Restate the entries word for word, omitting nothing.

Figure contents as structured data
-*-*-

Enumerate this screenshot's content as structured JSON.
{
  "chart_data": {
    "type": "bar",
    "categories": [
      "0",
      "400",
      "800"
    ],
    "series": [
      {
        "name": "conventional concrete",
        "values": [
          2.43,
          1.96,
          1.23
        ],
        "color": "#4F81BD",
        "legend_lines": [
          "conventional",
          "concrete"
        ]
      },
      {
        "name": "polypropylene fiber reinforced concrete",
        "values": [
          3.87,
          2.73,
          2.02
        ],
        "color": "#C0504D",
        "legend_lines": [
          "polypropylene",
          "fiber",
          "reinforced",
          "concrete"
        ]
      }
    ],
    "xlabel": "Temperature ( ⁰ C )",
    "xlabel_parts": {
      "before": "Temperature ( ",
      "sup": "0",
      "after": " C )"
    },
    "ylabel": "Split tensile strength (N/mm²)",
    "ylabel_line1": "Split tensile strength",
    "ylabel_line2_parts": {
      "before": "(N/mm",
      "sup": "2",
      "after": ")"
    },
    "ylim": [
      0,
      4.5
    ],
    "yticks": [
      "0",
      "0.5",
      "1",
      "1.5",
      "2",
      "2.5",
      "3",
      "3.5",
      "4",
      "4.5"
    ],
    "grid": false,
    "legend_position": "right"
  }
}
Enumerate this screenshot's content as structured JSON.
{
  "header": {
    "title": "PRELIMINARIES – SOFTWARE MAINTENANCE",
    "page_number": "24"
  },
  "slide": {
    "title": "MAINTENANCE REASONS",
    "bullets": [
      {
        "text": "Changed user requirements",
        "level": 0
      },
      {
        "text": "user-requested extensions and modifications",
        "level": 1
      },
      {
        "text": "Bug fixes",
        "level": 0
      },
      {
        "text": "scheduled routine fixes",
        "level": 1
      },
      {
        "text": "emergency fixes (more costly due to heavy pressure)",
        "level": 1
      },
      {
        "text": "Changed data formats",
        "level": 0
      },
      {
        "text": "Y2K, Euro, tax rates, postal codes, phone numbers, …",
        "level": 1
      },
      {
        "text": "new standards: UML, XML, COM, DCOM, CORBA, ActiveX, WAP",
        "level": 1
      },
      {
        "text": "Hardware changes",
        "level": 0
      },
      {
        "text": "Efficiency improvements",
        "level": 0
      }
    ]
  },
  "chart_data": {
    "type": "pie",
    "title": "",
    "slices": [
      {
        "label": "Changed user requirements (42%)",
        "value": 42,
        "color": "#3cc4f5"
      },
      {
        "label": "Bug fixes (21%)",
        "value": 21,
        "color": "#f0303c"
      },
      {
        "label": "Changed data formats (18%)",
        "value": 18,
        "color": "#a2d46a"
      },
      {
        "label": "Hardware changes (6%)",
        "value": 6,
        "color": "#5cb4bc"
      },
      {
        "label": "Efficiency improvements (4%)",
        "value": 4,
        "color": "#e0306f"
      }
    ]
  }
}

-*-*-

> **THE ANSWER**
Enumerate this screenshot's content as structured JSON.
{
  "chart_data": {
    "type": "bar",
    "categories": [
      "0",
      "400",
      "800"
    ],
    "series": [
      {
        "name": "conventional concrete",
        "values": [
          2.43,
          1.96,
          1.23
        ],
        "color": "#4F81BD",
        "legend_lines": [
          "conventional",
          "concrete"
        ]
      },
      {
        "name": "polypropylene fiber reinforced concrete",
        "values": [
          3.87,
          2.73,
          2.02
        ],
        "color": "#C0504D",
        "legend_lines": [
          "polypropylene",
          "fiber",
          "reinforced",
          "concrete"
        ]
      }
    ],
    "xlabel": "Temperature ( ⁰ C )",
    "xlabel_parts": {
      "before": "Temperature ( ",
      "sup": "0",
      "after": " C )"
    },
    "ylabel": "Split tensile strength (N/mm²)",
    "ylabel_line1": "Split tensile strength",
    "ylabel_line2_parts": {
      "before": "(N/mm",
      "sup": "2",
      "after": ")"
    },
    "ylim": [
      0,
      4.5
    ],
    "yticks": [
      "0",
      "0.5",
      "1",
      "1.5",
      "2",
      "2.5",
      "3",
      "3.5",
      "4",
      "4.5"
    ],
    "grid": false,
    "legend_position": "right"
  }
}
Enumerate this screenshot's content as structured JSON.
{
  "header": {
    "title": "PRELIMINARIES – SOFTWARE MAINTENANCE",
    "page_number": "24"
  },
  "slide": {
    "title": "MAINTENANCE REASONS",
    "bullets": [
      {
        "text": "Changed user requirements",
        "level": 0
      },
      {
        "text": "user-requested extensions and modifications",
        "level": 1
      },
      {
        "text": "Bug fixes",
        "level": 0
      },
      {
        "text": "scheduled routine fixes",
        "level": 1
      },
      {
        "text": "emergency fixes (more costly due to heavy pressure)",
        "level": 1
      },
      {
        "text": "Changed data formats",
        "level": 0
      },
      {
        "text": "Y2K, Euro, tax rates, postal codes, phone numbers, …",
        "level": 1
      },
      {
        "text": "new standards: UML, XML, COM, DCOM, CORBA, ActiveX, WAP",
        "level": 1
      },
      {
        "text": "Hardware changes",
        "level": 0
      },
      {
        "text": "Efficiency improvements",
        "level": 0
      }
    ]
  },
  "chart_data": {
    "type": "pie",
    "title": "",
    "slices": [
      {
        "label": "Changed user requirements (42%)",
        "value": 42,
        "color": "#3cc4f5"
      },
      {
        "label": "Bug fixes (21%)",
        "value": 21,
        "color": "#f0303c"
      },
      {
        "label": "Changed data formats (18%)",
        "value": 18,
        "color": "#a2d46a"
      },
      {
        "label": "Hardware changes (6%)",
        "value": 6,
        "color": "#5cb4bc"
      },
      {
        "label": "Efficiency improvements (4%)",
        "value": 4,
        "color": "#e0306f"
      }
    ]
  }
}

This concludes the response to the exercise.